§ Stated problem
Pick out each line containing the string "over" and copy it.

§ Raw data
◇ ◇ ◇

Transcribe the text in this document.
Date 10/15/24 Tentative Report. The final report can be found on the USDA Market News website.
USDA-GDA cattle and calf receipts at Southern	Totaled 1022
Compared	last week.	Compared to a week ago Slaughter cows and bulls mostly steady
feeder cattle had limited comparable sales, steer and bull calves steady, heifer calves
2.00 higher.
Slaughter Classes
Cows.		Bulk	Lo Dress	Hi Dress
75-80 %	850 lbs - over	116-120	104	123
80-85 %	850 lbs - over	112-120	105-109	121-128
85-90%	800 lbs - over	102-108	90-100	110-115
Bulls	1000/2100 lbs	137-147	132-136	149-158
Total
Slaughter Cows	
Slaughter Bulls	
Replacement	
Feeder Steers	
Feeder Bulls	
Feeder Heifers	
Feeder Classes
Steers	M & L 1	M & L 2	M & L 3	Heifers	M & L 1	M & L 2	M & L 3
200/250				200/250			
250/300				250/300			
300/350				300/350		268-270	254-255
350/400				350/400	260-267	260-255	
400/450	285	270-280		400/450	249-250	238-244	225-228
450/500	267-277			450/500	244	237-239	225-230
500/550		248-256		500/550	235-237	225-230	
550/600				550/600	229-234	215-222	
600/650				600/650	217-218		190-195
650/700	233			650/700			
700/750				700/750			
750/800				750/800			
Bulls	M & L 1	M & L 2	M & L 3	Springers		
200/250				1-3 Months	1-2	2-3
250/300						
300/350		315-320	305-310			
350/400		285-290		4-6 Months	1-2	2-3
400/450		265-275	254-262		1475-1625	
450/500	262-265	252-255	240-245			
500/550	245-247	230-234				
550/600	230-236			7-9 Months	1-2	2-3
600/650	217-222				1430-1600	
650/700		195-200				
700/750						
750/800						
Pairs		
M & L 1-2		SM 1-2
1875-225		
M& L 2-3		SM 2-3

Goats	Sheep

◇ ◇ ◇

§ Task solution
75-80 %	850 lbs - over	116-120	104	123
80-85 %	850 lbs - over	112-120	105-109	121-128
85-90%	800 lbs - over	102-108	90-100	110-115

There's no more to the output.